:: INPUT DATA ::

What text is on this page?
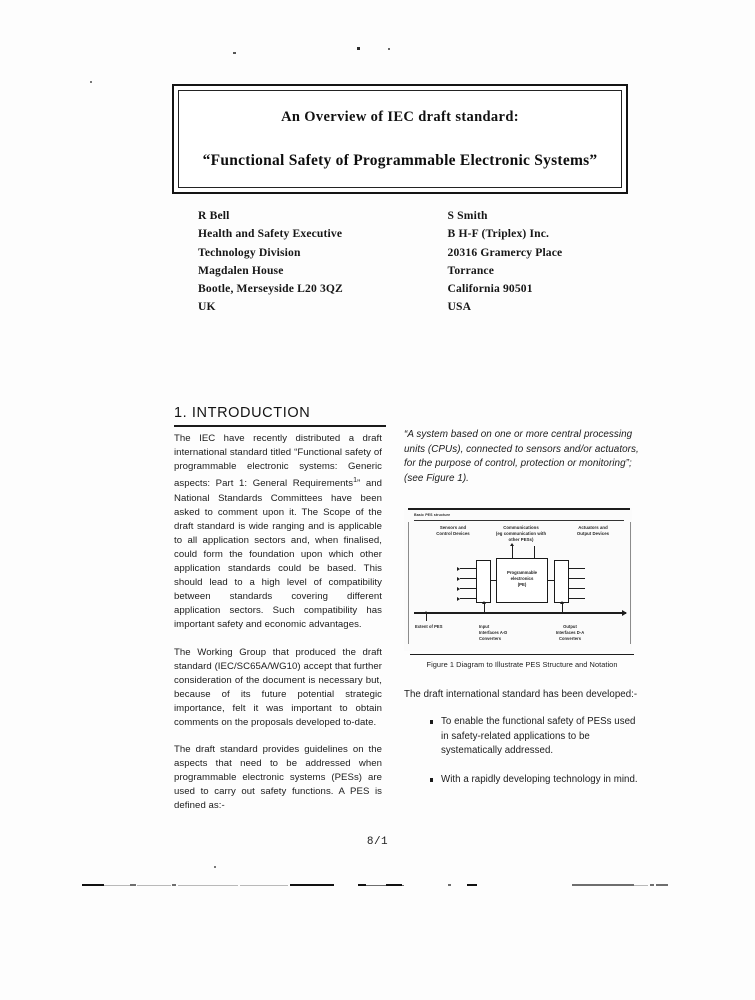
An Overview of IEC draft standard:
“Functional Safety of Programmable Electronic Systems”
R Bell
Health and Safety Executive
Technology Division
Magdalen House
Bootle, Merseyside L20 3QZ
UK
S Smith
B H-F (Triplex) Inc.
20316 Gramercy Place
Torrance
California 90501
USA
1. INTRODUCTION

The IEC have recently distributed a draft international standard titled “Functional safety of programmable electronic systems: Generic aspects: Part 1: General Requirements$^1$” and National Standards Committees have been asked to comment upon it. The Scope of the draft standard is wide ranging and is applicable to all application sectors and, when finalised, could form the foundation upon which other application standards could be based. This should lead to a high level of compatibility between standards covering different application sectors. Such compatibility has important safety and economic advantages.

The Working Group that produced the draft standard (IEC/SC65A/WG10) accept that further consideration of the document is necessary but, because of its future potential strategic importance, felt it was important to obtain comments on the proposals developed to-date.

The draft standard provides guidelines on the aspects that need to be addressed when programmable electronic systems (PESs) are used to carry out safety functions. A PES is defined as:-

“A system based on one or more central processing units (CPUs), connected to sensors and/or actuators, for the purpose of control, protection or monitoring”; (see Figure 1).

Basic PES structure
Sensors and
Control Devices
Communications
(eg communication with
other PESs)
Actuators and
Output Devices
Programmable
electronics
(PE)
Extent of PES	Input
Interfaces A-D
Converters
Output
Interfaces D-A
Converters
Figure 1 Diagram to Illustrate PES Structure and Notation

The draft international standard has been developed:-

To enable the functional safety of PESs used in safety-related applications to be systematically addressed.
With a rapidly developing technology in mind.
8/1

:: TO DO ::
Write out all the entries word for word, but skip any images.

:: FINISHED ANSWER ::
What text is on this page?
An Overview of IEC draft standard:
“Functional Safety of Programmable Electronic Systems”
R Bell
Health and Safety Executive
Technology Division
Magdalen House
Bootle, Merseyside L20 3QZ
UK
S Smith
B H-F (Triplex) Inc.
20316 Gramercy Place
Torrance
California 90501
USA
1. INTRODUCTION

The IEC have recently distributed a draft international standard titled “Functional safety of programmable electronic systems: Generic aspects: Part 1: General Requirements$^1$” and National Standards Committees have been asked to comment upon it. The Scope of the draft standard is wide ranging and is applicable to all application sectors and, when finalised, could form the foundation upon which other application standards could be based. This should lead to a high level of compatibility between standards covering different application sectors. Such compatibility has important safety and economic advantages.

The Working Group that produced the draft standard (IEC/SC65A/WG10) accept that further consideration of the document is necessary but, because of its future potential strategic importance, felt it was important to obtain comments on the proposals developed to-date.

The draft standard provides guidelines on the aspects that need to be addressed when programmable electronic systems (PESs) are used to carry out safety functions. A PES is defined as:-

“A system based on one or more central processing units (CPUs), connected to sensors and/or actuators, for the purpose of control, protection or monitoring”; (see Figure 1).

Basic PES structure
Sensors and
Control Devices
Communications
(eg communication with
other PESs)
Actuators and
Output Devices
Programmable
electronics
(PE)
Extent of PES	Input
Interfaces A-D
Converters
Output
Interfaces D-A
Converters
Figure 1 Diagram to Illustrate PES Structure and Notation

The draft international standard has been developed:-

To enable the functional safety of PESs used in safety-related applications to be systematically addressed.
With a rapidly developing technology in mind.
8/1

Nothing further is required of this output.